▸ Entries shown
>> begin

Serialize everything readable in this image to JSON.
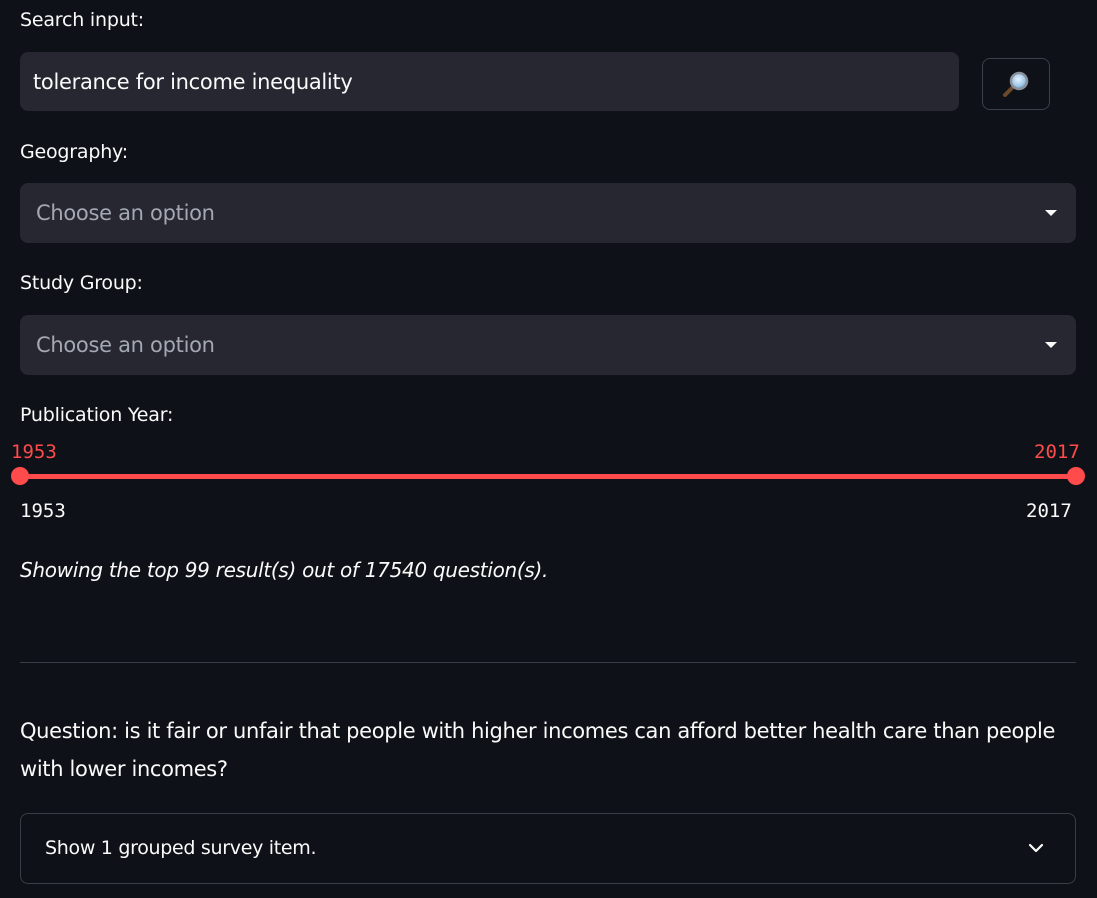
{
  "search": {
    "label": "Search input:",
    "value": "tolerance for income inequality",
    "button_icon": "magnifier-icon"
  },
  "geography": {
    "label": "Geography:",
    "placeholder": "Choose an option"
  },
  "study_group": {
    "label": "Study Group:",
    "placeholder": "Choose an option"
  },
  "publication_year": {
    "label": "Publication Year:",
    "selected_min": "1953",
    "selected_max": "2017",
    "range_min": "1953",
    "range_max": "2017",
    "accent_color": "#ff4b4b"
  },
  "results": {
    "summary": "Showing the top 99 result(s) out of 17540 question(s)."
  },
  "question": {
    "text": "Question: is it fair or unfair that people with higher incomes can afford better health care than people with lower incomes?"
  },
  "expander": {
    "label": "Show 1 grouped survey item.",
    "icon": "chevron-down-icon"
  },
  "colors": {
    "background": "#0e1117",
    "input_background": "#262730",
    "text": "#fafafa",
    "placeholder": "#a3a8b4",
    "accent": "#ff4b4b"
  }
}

>> end
>> begin

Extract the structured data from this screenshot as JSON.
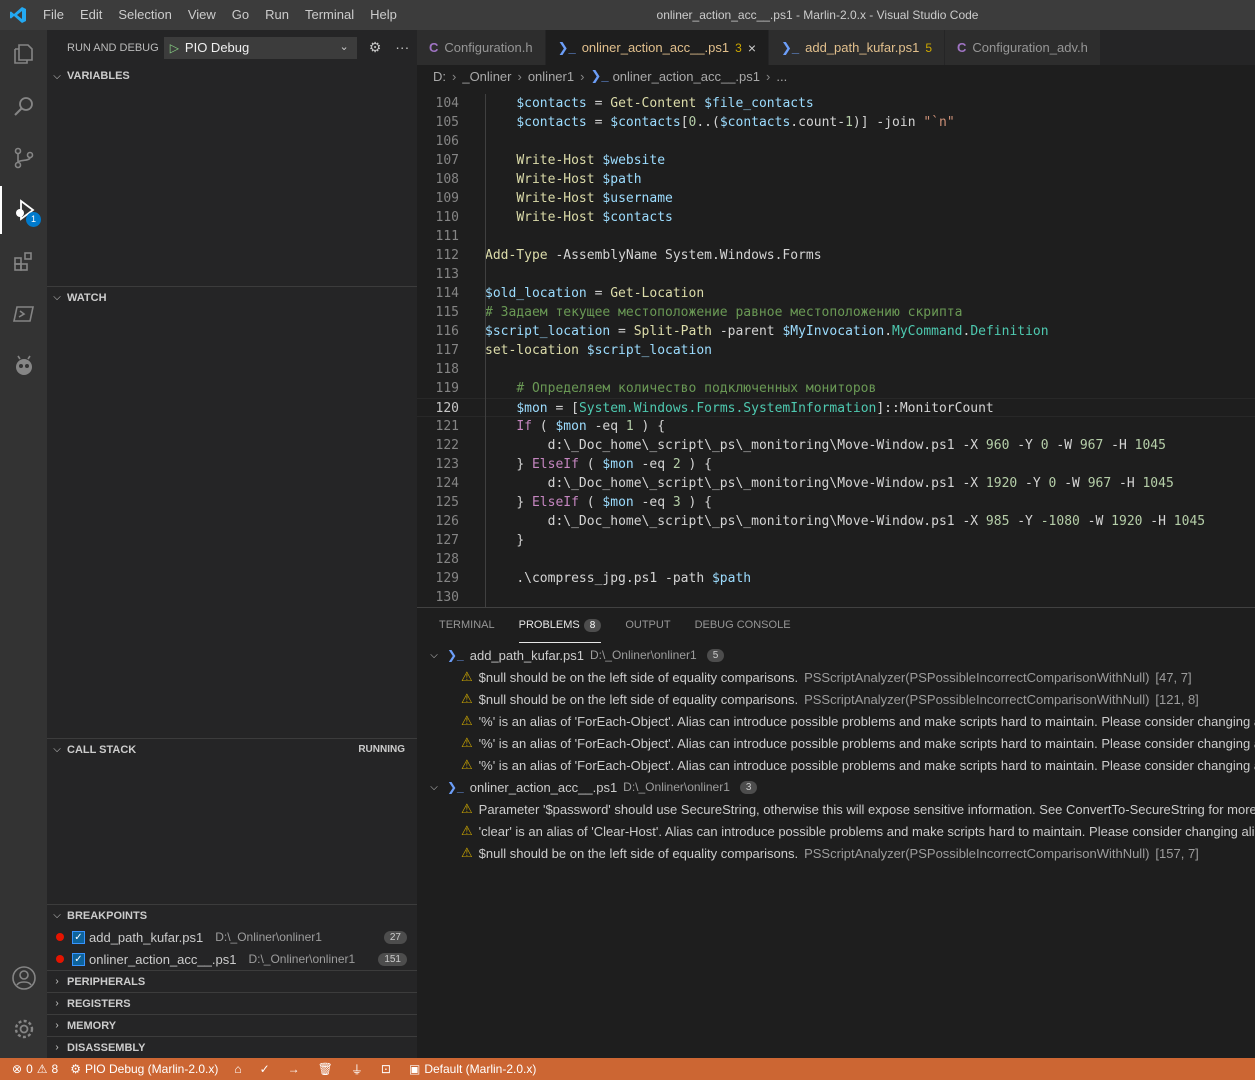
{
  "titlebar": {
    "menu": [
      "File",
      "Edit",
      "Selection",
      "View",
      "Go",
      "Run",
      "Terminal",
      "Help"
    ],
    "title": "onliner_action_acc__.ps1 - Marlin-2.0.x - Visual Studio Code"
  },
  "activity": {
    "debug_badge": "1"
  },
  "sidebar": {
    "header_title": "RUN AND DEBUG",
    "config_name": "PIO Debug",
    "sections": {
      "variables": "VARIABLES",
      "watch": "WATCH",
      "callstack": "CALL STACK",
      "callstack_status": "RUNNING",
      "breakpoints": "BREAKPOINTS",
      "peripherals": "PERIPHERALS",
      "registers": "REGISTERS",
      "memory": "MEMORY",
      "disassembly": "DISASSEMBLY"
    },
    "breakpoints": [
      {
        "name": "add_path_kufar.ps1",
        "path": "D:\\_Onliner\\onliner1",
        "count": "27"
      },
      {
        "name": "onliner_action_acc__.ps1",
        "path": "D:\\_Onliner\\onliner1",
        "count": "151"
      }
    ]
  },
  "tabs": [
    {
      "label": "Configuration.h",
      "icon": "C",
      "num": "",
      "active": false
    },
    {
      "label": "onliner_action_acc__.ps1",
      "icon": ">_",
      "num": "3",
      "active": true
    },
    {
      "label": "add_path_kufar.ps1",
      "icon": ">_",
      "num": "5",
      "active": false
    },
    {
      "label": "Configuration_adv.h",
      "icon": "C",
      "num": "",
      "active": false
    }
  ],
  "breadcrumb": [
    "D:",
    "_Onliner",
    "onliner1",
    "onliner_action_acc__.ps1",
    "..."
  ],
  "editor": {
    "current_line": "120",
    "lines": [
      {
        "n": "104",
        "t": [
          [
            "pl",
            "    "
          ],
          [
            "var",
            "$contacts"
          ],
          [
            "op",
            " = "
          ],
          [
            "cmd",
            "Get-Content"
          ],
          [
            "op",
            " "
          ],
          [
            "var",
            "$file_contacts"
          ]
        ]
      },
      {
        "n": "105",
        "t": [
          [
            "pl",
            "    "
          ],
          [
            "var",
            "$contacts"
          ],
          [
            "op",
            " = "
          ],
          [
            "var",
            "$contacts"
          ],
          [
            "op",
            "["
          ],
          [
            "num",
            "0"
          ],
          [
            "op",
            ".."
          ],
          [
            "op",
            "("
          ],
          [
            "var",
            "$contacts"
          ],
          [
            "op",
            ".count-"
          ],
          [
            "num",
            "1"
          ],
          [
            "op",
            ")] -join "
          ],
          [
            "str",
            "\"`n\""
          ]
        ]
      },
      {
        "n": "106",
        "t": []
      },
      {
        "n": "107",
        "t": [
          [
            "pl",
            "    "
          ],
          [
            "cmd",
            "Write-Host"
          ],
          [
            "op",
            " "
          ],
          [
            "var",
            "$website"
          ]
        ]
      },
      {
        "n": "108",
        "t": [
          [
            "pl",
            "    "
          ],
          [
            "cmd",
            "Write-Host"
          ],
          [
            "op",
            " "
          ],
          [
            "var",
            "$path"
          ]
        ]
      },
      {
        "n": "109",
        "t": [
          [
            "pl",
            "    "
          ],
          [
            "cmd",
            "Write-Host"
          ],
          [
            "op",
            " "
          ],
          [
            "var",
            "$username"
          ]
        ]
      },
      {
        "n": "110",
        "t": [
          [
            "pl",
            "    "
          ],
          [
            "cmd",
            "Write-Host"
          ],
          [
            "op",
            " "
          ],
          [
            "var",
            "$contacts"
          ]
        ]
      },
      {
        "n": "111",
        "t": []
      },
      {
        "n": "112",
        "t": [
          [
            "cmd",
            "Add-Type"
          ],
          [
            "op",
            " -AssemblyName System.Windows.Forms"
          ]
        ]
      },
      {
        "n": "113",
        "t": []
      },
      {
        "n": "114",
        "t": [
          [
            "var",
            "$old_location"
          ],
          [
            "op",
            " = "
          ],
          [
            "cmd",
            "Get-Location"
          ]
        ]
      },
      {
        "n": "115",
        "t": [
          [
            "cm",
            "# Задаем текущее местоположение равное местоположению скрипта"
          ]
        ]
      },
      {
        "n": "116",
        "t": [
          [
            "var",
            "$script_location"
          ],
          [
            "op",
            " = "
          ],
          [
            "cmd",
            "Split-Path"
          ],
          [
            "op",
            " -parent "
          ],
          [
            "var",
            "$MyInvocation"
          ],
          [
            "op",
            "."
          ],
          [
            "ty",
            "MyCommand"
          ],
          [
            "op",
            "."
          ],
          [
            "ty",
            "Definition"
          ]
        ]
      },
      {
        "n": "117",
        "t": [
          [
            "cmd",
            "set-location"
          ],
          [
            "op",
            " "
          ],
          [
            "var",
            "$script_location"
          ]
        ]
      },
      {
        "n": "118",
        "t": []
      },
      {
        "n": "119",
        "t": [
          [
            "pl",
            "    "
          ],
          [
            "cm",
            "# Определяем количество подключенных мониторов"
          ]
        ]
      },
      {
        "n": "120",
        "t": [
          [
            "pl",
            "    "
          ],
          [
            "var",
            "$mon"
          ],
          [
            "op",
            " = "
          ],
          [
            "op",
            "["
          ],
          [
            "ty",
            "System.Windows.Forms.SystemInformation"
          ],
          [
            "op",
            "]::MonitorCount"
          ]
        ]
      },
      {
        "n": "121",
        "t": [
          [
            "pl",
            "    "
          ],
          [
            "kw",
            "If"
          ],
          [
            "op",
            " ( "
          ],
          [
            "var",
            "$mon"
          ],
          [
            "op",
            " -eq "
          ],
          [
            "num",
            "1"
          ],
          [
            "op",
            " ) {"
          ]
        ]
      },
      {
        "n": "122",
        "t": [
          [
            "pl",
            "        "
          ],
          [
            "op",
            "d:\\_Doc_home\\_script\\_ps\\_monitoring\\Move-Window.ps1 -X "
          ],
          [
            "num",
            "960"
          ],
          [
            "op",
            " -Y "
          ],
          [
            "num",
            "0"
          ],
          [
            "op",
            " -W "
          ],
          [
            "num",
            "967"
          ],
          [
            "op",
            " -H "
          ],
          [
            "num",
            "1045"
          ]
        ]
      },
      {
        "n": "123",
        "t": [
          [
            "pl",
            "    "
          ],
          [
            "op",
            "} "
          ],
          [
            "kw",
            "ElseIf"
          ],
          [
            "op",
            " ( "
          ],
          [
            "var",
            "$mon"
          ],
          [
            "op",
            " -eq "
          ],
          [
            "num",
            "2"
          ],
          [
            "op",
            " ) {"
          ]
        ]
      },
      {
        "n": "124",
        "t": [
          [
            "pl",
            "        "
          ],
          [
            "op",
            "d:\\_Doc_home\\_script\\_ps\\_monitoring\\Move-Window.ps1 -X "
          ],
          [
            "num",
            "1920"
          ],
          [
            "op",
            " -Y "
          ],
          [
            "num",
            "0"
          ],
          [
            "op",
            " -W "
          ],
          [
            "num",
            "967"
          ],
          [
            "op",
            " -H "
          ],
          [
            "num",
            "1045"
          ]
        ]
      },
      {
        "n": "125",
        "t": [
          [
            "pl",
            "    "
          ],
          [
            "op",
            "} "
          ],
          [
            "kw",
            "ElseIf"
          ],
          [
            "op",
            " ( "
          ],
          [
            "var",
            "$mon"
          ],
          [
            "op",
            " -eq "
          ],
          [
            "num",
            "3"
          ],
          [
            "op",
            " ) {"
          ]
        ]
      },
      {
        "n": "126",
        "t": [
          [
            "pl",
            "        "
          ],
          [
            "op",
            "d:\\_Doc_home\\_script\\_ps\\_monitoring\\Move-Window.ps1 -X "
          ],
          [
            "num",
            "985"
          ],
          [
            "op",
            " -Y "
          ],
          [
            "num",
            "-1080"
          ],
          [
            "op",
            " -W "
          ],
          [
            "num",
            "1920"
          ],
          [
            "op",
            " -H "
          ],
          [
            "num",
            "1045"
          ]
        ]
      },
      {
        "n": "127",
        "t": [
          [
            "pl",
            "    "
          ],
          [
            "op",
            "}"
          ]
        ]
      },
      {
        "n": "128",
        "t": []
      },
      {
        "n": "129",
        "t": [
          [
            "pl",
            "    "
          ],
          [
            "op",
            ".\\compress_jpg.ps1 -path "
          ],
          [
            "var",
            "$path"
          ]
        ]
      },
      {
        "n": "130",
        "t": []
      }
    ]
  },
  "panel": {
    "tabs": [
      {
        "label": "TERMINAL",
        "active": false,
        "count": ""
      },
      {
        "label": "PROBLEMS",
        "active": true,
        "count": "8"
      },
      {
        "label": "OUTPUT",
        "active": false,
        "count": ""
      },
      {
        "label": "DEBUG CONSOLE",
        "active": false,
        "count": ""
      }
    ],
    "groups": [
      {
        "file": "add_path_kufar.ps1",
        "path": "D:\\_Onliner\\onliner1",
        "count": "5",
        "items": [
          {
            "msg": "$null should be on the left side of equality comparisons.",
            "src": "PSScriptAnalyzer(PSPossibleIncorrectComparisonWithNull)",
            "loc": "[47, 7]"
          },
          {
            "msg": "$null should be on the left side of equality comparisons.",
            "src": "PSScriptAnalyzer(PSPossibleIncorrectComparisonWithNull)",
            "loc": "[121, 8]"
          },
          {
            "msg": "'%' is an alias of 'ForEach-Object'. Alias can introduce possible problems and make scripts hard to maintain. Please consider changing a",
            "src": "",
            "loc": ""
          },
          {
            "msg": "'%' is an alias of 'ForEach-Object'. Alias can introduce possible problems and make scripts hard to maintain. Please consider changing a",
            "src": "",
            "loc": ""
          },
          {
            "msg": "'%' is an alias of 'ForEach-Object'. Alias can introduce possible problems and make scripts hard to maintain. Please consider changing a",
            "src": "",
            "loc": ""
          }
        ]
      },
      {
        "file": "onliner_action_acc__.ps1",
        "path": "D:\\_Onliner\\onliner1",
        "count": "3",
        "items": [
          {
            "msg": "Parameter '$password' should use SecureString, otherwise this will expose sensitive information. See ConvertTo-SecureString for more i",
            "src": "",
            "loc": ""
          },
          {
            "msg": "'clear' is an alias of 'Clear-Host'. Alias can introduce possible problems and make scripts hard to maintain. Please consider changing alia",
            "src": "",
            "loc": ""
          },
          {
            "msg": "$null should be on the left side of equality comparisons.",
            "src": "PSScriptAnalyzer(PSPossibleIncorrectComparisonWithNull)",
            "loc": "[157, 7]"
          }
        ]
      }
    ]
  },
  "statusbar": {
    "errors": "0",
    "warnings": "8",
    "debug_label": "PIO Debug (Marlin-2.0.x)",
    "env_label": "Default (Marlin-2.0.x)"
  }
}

>> end

▸ What is being asked
Search the lines for the string "Forms" and copy every line that has it.

▸ Exercise response
            " -AssemblyName System.Windows.Forms"
            "System.Windows.Forms.SystemInformation"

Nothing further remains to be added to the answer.